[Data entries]
·····

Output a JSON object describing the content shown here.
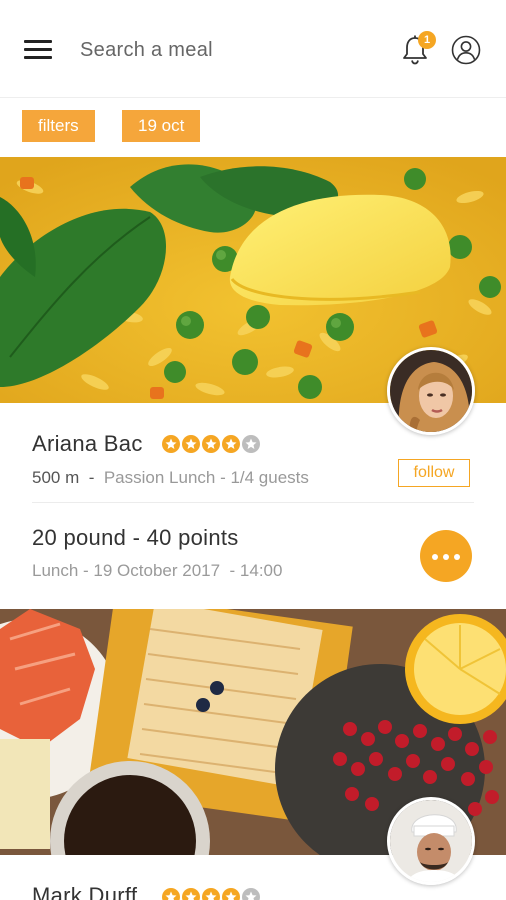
{
  "search": {
    "placeholder": "Search a meal"
  },
  "notifications": {
    "count": "1"
  },
  "filters": {
    "filters_label": "filters",
    "date_label": "19 oct"
  },
  "meals": [
    {
      "host": "Ariana Bac",
      "rating": 4,
      "rating_max": 5,
      "distance": "500 m",
      "separator": "-",
      "event": "Passion Lunch - 1/4 guests",
      "follow_label": "follow",
      "price": "20 pound - 40 points",
      "schedule": "Lunch - 19 October 2017",
      "time": "- 14:00"
    },
    {
      "host": "Mark Durff",
      "rating": 4,
      "rating_max": 5
    }
  ],
  "colors": {
    "accent": "#f5a623",
    "star_empty": "#bdbdbd"
  }
}
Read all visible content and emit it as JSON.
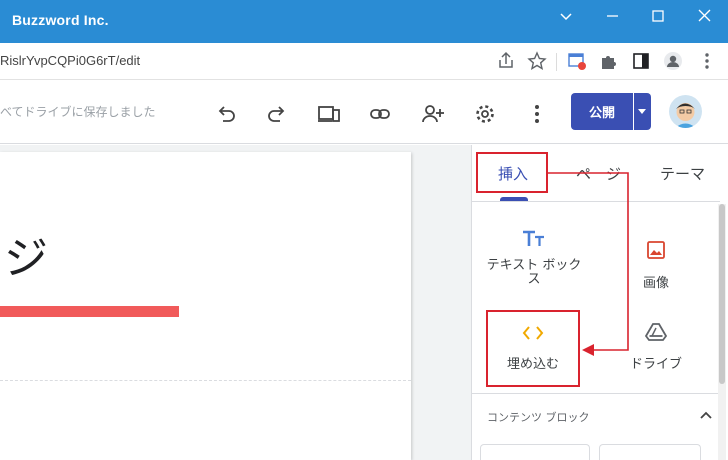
{
  "window": {
    "title": "Buzzword Inc.",
    "controls": [
      {
        "name": "chevron-down-icon"
      },
      {
        "name": "minimize-icon"
      },
      {
        "name": "maximize-icon"
      },
      {
        "name": "close-icon"
      }
    ]
  },
  "address_bar": {
    "url": "RislrYvpCQPi0G6rT/edit",
    "icons": [
      "share-icon",
      "star-icon",
      "extension-badge-icon",
      "puzzle-icon",
      "side-panel-icon",
      "profile-icon",
      "more-vert-icon"
    ]
  },
  "toolbar": {
    "saved_message": "べてドライブに保存しました",
    "icons": [
      "undo-icon",
      "redo-icon",
      "preview-devices-icon",
      "link-icon",
      "share-person-icon",
      "settings-icon",
      "more-vert-icon"
    ],
    "publish_label": "公開"
  },
  "canvas": {
    "page_title": "ジ",
    "accent_color": "#f15a5a"
  },
  "panel": {
    "tabs": [
      {
        "label": "挿入",
        "active": true
      },
      {
        "label": "ペ　ジ",
        "active": false
      },
      {
        "label": "テーマ",
        "active": false
      }
    ],
    "insert_items": [
      {
        "label": "テキスト ボックス",
        "icon": "text-box-icon"
      },
      {
        "label": "画像",
        "icon": "image-icon"
      },
      {
        "label": "埋め込む",
        "icon": "embed-code-icon"
      },
      {
        "label": "ドライブ",
        "icon": "drive-icon"
      }
    ],
    "section": {
      "title": "コンテンツ ブロック",
      "expanded": true
    }
  },
  "annotation": {
    "color": "#d9232e"
  }
}
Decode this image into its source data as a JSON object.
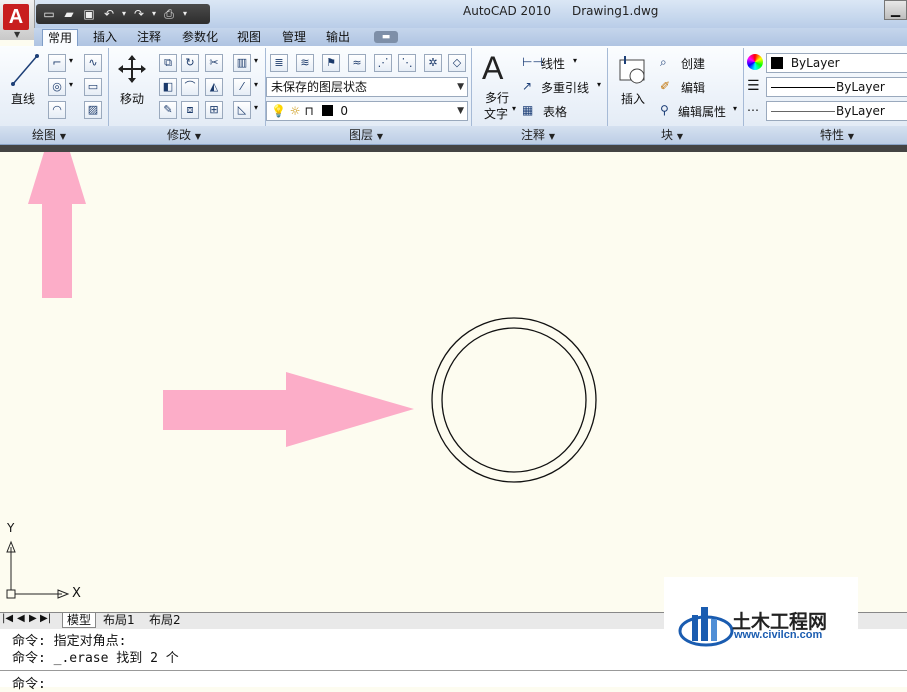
{
  "title": {
    "app": "AutoCAD 2010",
    "document": "Drawing1.dwg",
    "app_logo_letter": "A"
  },
  "tabs": [
    {
      "label": "常用",
      "active": true
    },
    {
      "label": "插入"
    },
    {
      "label": "注释"
    },
    {
      "label": "参数化"
    },
    {
      "label": "视图"
    },
    {
      "label": "管理"
    },
    {
      "label": "输出"
    }
  ],
  "ribbon": {
    "draw": {
      "line_label": "直线"
    },
    "modify": {
      "move_label": "移动"
    },
    "layers": {
      "layer_state": "未保存的图层状态",
      "current_layer": "0"
    },
    "annotation": {
      "mtext_label_1": "多行",
      "mtext_label_2": "文字",
      "dim_label": "线性",
      "mleader_label": "多重引线",
      "table_label": "表格"
    },
    "block": {
      "insert_label": "插入",
      "create_label": "创建",
      "edit_label": "编辑",
      "edit_attr_label": "编辑属性"
    },
    "properties": {
      "color": "ByLayer",
      "linetype": "ByLayer",
      "lineweight": "ByLayer"
    }
  },
  "panel_titles": {
    "draw": "绘图",
    "modify": "修改",
    "layers": "图层",
    "annotation": "注释",
    "block": "块",
    "properties": "特性"
  },
  "ucs": {
    "x": "X",
    "y": "Y"
  },
  "layout_tabs": [
    {
      "label": "模型",
      "active": true
    },
    {
      "label": "布局1"
    },
    {
      "label": "布局2"
    }
  ],
  "command": {
    "line1": "命令: 指定对角点:",
    "line2": "命令: _.erase 找到 2 个",
    "prompt": "命令:"
  },
  "watermark": {
    "name": "土木工程网",
    "url": "www.civilcn.com"
  },
  "colors": {
    "arrow": "#fcadc8",
    "canvas": "#fdfcf0",
    "logo_red": "#c81e1e"
  }
}
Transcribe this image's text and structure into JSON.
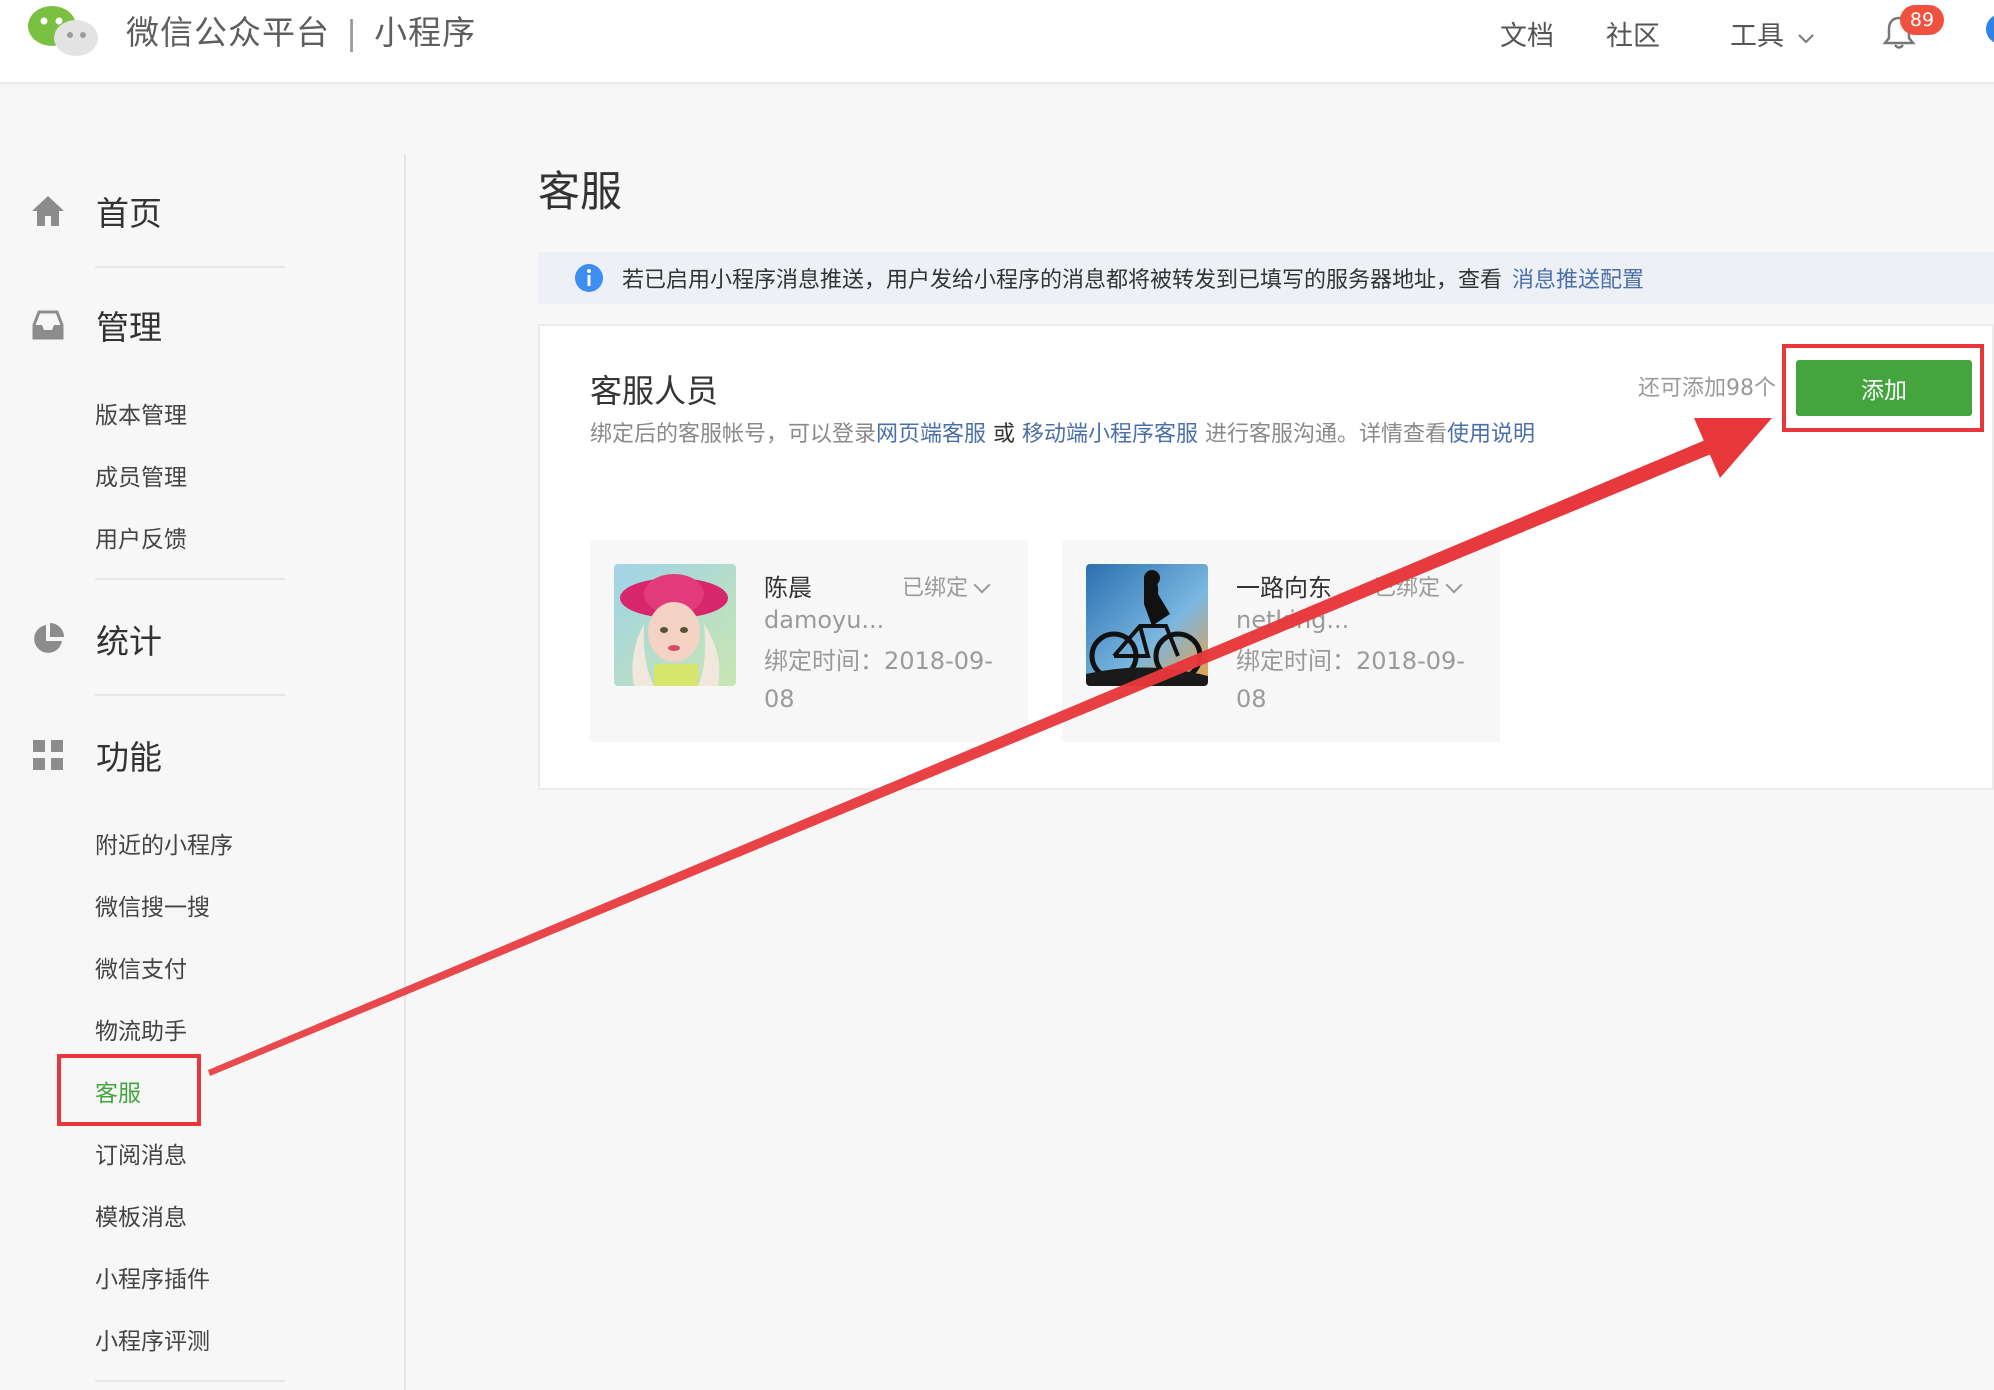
{
  "header": {
    "brand": "微信公众平台",
    "separator": "|",
    "product": "小程序",
    "nav": [
      "文档",
      "社区",
      "工具"
    ],
    "notification_count": "89"
  },
  "sidebar": {
    "groups": [
      {
        "label": "首页",
        "icon": "home-icon",
        "items": []
      },
      {
        "label": "管理",
        "icon": "inbox-icon",
        "items": [
          "版本管理",
          "成员管理",
          "用户反馈"
        ]
      },
      {
        "label": "统计",
        "icon": "pie-chart-icon",
        "items": []
      },
      {
        "label": "功能",
        "icon": "grid-icon",
        "items": [
          "附近的小程序",
          "微信搜一搜",
          "微信支付",
          "物流助手",
          "客服",
          "订阅消息",
          "模板消息",
          "小程序插件",
          "小程序评测"
        ]
      }
    ],
    "active_item": "客服"
  },
  "main": {
    "title": "客服",
    "notice": {
      "text": "若已启用小程序消息推送，用户发给小程序的消息都将被转发到已填写的服务器地址，查看",
      "link": "消息推送配置"
    },
    "panel": {
      "title": "客服人员",
      "desc_part1": "绑定后的客服帐号，可以登录",
      "desc_link1": "网页端客服",
      "desc_or": " 或 ",
      "desc_link2": "移动端小程序客服",
      "desc_part2": " 进行客服沟通。详情查看",
      "desc_link3": "使用说明",
      "remaining": "还可添加98个",
      "add_label": "添加"
    },
    "staff": [
      {
        "name": "陈晨",
        "status": "已绑定",
        "account": "damoyu...",
        "bind_time": "绑定时间：2018-09-08"
      },
      {
        "name": "一路向东",
        "status": "已绑定",
        "account": "netking...",
        "bind_time": "绑定时间：2018-09-08"
      }
    ]
  },
  "colors": {
    "accent_green": "#44a53e",
    "link_blue": "#4b6fa8",
    "annotation_red": "#e7373b"
  }
}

·····

*Problem to work on*
Within the entries above, work out how many lines contain the word "this". The number alone is the answer.

*The completed task*
2